◆ What is asked: Of all the lines in the material, how many contain the word "anterior"? State the number alone.

◆ Supplied records:

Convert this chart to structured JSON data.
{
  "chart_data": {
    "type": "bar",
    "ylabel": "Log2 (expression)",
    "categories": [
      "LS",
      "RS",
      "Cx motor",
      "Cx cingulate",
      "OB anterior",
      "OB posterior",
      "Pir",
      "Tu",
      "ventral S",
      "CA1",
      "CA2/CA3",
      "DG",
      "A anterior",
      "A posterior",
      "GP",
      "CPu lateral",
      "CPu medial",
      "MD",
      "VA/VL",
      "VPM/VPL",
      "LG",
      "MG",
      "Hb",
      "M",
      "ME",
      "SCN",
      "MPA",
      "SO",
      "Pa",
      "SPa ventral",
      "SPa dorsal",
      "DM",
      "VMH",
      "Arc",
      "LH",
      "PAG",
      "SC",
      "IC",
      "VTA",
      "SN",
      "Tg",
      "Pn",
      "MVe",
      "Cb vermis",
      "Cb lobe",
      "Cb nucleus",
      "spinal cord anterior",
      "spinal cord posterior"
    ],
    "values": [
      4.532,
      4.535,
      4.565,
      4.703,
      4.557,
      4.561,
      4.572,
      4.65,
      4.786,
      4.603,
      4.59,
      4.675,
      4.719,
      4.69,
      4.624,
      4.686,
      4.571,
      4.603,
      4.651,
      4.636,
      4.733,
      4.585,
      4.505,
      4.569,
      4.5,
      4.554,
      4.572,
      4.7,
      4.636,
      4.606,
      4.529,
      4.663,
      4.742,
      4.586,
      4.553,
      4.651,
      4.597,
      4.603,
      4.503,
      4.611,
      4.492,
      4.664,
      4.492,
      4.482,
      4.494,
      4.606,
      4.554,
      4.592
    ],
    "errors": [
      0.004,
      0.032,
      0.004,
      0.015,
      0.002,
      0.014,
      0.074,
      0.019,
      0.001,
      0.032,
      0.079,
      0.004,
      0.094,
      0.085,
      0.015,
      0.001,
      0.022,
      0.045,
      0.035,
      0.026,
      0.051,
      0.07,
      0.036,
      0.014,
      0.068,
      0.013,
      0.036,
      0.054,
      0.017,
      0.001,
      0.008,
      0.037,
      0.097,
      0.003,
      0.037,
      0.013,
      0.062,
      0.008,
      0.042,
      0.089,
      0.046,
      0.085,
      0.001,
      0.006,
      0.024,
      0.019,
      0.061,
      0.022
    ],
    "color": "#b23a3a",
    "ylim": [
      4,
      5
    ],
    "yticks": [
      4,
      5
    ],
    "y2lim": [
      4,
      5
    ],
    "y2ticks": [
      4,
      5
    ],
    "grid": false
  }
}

◆ Solution to the problem: 3